### DESCRIPTION OF THE TASK
Show all lines holding "segala".

### Dataset items
▼▼▼

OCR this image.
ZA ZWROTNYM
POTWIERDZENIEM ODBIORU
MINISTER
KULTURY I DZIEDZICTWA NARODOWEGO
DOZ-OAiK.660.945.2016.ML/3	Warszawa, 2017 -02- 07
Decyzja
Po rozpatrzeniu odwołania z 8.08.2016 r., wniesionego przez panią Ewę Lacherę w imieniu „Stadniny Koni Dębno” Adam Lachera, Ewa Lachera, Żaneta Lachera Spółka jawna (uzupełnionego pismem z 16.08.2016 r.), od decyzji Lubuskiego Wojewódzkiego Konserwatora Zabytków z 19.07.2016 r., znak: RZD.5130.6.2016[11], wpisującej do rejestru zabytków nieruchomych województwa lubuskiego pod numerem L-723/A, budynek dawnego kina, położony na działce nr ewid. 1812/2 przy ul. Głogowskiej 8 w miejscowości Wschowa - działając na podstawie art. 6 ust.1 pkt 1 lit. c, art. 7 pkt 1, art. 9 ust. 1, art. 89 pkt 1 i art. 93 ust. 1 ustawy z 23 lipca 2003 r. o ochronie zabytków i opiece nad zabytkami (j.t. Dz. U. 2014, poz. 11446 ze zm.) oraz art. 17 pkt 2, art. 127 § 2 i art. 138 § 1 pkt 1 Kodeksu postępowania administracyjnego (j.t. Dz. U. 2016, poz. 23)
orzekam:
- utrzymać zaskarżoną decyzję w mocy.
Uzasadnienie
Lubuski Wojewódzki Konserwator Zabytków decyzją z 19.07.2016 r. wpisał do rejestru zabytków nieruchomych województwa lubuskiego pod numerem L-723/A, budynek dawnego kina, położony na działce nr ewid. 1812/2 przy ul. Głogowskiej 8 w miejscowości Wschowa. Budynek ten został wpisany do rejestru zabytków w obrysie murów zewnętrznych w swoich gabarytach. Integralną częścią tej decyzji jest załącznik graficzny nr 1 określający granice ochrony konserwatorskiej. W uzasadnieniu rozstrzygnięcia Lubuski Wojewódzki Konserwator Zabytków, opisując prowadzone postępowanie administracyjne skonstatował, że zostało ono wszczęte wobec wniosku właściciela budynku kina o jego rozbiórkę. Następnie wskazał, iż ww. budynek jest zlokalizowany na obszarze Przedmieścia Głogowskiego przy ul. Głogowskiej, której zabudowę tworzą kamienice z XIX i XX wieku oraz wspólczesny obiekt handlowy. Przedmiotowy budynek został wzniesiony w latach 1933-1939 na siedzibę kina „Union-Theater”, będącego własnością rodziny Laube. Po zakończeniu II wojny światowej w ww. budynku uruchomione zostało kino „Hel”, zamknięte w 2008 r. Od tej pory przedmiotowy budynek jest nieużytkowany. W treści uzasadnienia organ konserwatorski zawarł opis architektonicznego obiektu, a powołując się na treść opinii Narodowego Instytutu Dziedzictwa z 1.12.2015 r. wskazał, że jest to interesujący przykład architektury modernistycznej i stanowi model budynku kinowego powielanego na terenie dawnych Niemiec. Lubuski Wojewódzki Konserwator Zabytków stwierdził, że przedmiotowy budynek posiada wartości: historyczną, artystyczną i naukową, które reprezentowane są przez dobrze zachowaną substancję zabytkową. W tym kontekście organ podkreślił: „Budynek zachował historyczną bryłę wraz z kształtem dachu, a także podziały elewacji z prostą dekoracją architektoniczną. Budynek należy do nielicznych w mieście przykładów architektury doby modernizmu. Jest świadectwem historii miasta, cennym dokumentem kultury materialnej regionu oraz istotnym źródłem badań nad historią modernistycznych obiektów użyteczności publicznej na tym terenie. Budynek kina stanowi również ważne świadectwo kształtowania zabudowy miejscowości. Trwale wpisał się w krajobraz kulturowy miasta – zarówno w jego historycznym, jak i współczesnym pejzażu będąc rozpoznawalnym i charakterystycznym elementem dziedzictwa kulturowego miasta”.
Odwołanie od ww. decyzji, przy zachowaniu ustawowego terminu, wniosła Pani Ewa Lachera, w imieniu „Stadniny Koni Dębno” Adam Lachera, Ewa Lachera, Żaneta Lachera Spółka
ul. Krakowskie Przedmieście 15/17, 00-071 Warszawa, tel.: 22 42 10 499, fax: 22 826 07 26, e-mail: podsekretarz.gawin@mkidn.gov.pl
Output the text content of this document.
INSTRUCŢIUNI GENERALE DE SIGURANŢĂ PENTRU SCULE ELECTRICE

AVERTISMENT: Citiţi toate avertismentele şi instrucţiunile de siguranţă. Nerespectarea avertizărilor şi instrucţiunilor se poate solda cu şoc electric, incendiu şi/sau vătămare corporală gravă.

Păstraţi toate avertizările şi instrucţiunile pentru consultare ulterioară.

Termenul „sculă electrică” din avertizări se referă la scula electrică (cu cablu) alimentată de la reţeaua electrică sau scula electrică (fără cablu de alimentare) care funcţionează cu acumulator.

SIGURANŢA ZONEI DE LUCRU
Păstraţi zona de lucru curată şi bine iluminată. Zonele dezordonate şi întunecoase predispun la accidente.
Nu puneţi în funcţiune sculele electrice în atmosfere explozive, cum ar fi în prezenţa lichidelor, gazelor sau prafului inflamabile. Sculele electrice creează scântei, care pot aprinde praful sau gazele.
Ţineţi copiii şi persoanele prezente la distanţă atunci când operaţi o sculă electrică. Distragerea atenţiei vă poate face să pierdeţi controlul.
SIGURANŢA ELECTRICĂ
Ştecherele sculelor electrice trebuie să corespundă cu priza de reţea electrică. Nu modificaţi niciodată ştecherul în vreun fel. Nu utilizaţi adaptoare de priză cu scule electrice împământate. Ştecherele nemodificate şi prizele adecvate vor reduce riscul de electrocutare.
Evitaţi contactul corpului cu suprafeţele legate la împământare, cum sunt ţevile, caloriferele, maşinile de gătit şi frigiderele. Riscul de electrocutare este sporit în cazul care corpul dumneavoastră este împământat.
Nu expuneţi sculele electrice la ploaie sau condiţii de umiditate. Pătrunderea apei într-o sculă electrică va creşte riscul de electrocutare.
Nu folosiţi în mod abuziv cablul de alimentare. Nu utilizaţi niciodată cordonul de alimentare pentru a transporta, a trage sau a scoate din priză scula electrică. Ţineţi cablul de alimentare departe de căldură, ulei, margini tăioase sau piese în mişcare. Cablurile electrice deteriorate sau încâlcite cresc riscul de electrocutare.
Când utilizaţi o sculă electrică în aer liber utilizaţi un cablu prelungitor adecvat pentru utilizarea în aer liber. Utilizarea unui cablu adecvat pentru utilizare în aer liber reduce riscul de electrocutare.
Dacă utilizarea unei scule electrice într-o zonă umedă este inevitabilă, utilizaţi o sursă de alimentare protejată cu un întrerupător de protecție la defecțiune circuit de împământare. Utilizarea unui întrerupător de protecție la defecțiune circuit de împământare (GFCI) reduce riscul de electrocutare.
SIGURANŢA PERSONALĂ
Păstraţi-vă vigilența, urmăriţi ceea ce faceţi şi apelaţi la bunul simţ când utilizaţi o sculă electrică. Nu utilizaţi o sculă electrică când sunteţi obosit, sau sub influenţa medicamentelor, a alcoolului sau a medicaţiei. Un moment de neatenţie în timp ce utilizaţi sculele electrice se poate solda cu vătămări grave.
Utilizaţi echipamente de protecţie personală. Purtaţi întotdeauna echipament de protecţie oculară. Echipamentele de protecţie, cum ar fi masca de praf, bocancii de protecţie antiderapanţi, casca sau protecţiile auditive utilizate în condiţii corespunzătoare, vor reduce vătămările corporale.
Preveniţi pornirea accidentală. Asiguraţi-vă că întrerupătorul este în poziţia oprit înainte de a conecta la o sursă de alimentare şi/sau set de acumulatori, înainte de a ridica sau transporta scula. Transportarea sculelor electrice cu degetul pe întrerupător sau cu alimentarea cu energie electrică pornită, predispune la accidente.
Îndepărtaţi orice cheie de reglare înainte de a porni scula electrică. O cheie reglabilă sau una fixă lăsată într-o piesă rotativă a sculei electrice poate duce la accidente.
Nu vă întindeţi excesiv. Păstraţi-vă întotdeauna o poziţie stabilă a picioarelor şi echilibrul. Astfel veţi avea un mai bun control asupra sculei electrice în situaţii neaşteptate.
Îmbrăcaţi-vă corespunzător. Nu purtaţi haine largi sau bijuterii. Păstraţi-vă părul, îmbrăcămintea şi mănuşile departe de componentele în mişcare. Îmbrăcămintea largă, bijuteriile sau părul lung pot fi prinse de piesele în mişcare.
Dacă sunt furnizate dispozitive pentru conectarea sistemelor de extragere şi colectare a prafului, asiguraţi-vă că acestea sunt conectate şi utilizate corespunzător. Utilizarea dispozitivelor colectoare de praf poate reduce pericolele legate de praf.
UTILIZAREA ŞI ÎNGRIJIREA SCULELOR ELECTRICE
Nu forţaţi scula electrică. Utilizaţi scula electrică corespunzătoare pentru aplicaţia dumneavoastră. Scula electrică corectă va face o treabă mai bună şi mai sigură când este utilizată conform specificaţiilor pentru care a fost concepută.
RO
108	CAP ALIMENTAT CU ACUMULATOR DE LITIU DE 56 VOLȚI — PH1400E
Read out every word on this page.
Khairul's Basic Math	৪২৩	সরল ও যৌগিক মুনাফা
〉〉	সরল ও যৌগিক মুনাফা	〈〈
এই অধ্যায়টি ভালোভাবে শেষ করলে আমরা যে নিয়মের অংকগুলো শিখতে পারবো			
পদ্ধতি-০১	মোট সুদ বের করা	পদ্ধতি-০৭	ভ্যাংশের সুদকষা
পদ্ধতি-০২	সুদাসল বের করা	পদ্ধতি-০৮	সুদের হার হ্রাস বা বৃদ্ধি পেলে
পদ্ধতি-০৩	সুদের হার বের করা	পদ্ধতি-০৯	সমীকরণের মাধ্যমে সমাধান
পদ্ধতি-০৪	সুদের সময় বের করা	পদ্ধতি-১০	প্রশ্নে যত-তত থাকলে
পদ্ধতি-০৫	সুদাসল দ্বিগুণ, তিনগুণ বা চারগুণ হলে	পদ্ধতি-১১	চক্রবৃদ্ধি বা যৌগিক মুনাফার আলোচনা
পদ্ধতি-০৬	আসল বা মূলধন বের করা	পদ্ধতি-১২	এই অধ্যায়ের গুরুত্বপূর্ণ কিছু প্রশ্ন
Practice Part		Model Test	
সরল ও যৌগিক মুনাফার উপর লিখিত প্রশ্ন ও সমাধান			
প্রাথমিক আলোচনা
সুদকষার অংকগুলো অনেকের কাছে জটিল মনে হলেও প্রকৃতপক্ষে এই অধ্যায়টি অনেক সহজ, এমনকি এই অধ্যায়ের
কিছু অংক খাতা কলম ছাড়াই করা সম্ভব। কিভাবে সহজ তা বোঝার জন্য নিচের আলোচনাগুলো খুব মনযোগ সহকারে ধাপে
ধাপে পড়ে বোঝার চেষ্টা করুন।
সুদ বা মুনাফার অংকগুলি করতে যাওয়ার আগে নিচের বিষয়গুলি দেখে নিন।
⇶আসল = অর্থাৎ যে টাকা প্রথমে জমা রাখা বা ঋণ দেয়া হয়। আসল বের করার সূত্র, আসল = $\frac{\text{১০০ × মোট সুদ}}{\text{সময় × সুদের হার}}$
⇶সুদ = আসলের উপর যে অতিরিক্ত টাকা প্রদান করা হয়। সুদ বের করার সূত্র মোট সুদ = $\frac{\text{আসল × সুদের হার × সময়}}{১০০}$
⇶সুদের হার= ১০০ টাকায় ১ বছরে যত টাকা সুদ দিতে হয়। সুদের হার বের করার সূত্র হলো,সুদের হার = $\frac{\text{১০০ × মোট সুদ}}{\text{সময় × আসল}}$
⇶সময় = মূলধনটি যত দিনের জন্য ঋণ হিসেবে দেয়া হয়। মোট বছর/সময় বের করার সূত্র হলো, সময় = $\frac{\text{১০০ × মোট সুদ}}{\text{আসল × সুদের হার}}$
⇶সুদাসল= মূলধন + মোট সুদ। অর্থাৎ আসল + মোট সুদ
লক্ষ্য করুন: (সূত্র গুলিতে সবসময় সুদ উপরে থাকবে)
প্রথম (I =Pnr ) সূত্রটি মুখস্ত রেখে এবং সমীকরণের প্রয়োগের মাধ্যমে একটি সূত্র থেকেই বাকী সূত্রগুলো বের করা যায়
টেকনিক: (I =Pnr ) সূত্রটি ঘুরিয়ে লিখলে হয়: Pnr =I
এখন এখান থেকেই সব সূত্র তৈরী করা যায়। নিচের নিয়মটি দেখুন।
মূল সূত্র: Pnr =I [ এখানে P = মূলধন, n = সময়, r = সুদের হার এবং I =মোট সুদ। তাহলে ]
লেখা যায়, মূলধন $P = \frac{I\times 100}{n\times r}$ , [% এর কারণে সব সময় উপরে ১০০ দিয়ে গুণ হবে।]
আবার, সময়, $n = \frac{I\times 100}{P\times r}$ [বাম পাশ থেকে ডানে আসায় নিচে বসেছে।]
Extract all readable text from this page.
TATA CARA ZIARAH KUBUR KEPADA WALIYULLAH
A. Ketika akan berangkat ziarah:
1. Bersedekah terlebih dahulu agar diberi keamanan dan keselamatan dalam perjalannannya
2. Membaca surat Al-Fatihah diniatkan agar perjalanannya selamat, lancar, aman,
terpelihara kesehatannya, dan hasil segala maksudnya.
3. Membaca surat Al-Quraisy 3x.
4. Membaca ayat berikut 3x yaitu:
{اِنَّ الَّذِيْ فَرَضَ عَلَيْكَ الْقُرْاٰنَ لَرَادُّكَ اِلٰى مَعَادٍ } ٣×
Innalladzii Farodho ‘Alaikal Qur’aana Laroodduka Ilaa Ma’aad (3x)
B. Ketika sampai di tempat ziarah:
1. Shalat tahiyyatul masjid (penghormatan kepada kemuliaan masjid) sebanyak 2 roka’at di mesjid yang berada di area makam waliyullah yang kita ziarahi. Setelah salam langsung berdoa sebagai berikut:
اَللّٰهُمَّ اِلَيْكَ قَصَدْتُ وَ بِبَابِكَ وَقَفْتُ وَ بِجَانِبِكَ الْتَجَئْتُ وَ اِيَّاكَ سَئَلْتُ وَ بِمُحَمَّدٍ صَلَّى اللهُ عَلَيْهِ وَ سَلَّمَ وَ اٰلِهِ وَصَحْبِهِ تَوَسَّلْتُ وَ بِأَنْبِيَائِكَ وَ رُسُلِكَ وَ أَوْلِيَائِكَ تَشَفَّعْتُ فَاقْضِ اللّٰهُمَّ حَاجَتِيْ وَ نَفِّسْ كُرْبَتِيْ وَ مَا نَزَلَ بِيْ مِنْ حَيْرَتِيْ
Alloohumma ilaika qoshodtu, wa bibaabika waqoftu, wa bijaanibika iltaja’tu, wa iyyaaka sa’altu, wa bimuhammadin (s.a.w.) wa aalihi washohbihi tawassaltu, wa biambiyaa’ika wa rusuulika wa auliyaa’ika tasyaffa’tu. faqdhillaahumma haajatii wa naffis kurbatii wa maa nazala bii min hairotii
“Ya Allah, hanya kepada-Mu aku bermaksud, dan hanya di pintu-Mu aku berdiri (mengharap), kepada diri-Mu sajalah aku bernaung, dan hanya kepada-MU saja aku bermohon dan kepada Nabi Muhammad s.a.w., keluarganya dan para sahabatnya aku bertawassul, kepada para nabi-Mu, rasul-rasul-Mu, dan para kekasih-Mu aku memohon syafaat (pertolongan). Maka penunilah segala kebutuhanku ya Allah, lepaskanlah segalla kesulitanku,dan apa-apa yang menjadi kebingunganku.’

▲▲▲

### FULL OUTPUT
terpelihara kesehatannya, dan hasil segala maksudnya.
“Ya Allah, hanya kepada-Mu aku bermaksud, dan hanya di pintu-Mu aku berdiri (mengharap), kepada diri-Mu sajalah aku bernaung, dan hanya kepada-MU saja aku bermohon dan kepada Nabi Muhammad s.a.w., keluarganya dan para sahabatnya aku bertawassul, kepada para nabi-Mu, rasul-rasul-Mu, dan para kekasih-Mu aku memohon syafaat (pertolongan). Maka penunilah segala kebutuhanku ya Allah, lepaskanlah segalla kesulitanku,dan apa-apa yang menjadi kebingunganku.’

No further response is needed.